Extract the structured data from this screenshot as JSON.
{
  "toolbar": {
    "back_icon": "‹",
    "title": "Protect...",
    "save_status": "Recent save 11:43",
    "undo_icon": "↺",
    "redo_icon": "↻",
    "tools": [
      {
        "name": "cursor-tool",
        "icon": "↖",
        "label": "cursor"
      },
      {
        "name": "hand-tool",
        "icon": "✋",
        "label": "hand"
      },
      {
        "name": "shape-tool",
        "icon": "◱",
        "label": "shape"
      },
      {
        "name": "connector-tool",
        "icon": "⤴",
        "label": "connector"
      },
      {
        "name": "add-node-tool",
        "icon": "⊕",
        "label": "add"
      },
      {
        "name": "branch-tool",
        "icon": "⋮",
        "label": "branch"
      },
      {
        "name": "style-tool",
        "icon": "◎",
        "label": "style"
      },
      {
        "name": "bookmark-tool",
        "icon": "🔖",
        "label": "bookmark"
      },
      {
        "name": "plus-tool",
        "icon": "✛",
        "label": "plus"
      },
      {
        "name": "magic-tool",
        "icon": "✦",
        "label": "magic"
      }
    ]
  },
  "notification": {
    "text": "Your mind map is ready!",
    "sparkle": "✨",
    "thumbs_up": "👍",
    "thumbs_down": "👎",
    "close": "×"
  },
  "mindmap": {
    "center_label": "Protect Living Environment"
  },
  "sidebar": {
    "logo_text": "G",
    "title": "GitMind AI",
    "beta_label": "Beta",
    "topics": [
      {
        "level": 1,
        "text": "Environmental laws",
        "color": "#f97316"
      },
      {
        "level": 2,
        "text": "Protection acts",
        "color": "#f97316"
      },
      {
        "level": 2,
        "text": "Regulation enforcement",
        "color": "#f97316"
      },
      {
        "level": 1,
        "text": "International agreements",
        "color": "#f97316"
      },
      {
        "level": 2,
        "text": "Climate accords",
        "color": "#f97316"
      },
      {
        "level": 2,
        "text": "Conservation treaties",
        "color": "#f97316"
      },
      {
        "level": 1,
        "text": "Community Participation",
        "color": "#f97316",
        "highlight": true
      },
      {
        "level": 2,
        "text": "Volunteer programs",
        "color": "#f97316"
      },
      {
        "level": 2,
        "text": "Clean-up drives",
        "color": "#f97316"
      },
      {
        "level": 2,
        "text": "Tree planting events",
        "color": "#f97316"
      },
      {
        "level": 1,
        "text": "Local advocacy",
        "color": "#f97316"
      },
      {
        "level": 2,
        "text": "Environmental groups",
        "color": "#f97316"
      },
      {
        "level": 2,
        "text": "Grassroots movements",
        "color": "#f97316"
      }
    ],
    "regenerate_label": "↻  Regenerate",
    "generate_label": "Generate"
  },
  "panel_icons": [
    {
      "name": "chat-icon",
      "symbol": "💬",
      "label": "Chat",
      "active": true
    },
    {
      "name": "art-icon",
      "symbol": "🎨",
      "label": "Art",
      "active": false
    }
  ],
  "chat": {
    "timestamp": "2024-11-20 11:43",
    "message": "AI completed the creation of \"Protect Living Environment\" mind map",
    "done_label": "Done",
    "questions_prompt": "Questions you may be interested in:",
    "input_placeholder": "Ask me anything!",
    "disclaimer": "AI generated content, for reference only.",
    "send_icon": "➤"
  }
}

JOB
Would you give the material above again, complete and exact?

ANSWER TO THE TASK
Extract the structured data from this screenshot as JSON.
{
  "toolbar": {
    "back_icon": "‹",
    "title": "Protect...",
    "save_status": "Recent save 11:43",
    "undo_icon": "↺",
    "redo_icon": "↻",
    "tools": [
      {
        "name": "cursor-tool",
        "icon": "↖",
        "label": "cursor"
      },
      {
        "name": "hand-tool",
        "icon": "✋",
        "label": "hand"
      },
      {
        "name": "shape-tool",
        "icon": "◱",
        "label": "shape"
      },
      {
        "name": "connector-tool",
        "icon": "⤴",
        "label": "connector"
      },
      {
        "name": "add-node-tool",
        "icon": "⊕",
        "label": "add"
      },
      {
        "name": "branch-tool",
        "icon": "⋮",
        "label": "branch"
      },
      {
        "name": "style-tool",
        "icon": "◎",
        "label": "style"
      },
      {
        "name": "bookmark-tool",
        "icon": "🔖",
        "label": "bookmark"
      },
      {
        "name": "plus-tool",
        "icon": "✛",
        "label": "plus"
      },
      {
        "name": "magic-tool",
        "icon": "✦",
        "label": "magic"
      }
    ]
  },
  "notification": {
    "text": "Your mind map is ready!",
    "sparkle": "✨",
    "thumbs_up": "👍",
    "thumbs_down": "👎",
    "close": "×"
  },
  "mindmap": {
    "center_label": "Protect Living Environment"
  },
  "sidebar": {
    "logo_text": "G",
    "title": "GitMind AI",
    "beta_label": "Beta",
    "topics": [
      {
        "level": 1,
        "text": "Environmental laws",
        "color": "#f97316"
      },
      {
        "level": 2,
        "text": "Protection acts",
        "color": "#f97316"
      },
      {
        "level": 2,
        "text": "Regulation enforcement",
        "color": "#f97316"
      },
      {
        "level": 1,
        "text": "International agreements",
        "color": "#f97316"
      },
      {
        "level": 2,
        "text": "Climate accords",
        "color": "#f97316"
      },
      {
        "level": 2,
        "text": "Conservation treaties",
        "color": "#f97316"
      },
      {
        "level": 1,
        "text": "Community Participation",
        "color": "#f97316",
        "highlight": true
      },
      {
        "level": 2,
        "text": "Volunteer programs",
        "color": "#f97316"
      },
      {
        "level": 2,
        "text": "Clean-up drives",
        "color": "#f97316"
      },
      {
        "level": 2,
        "text": "Tree planting events",
        "color": "#f97316"
      },
      {
        "level": 1,
        "text": "Local advocacy",
        "color": "#f97316"
      },
      {
        "level": 2,
        "text": "Environmental groups",
        "color": "#f97316"
      },
      {
        "level": 2,
        "text": "Grassroots movements",
        "color": "#f97316"
      }
    ],
    "regenerate_label": "↻  Regenerate",
    "generate_label": "Generate"
  },
  "panel_icons": [
    {
      "name": "chat-icon",
      "symbol": "💬",
      "label": "Chat",
      "active": true
    },
    {
      "name": "art-icon",
      "symbol": "🎨",
      "label": "Art",
      "active": false
    }
  ],
  "chat": {
    "timestamp": "2024-11-20 11:43",
    "message": "AI completed the creation of \"Protect Living Environment\" mind map",
    "done_label": "Done",
    "questions_prompt": "Questions you may be interested in:",
    "input_placeholder": "Ask me anything!",
    "disclaimer": "AI generated content, for reference only.",
    "send_icon": "➤"
  }
}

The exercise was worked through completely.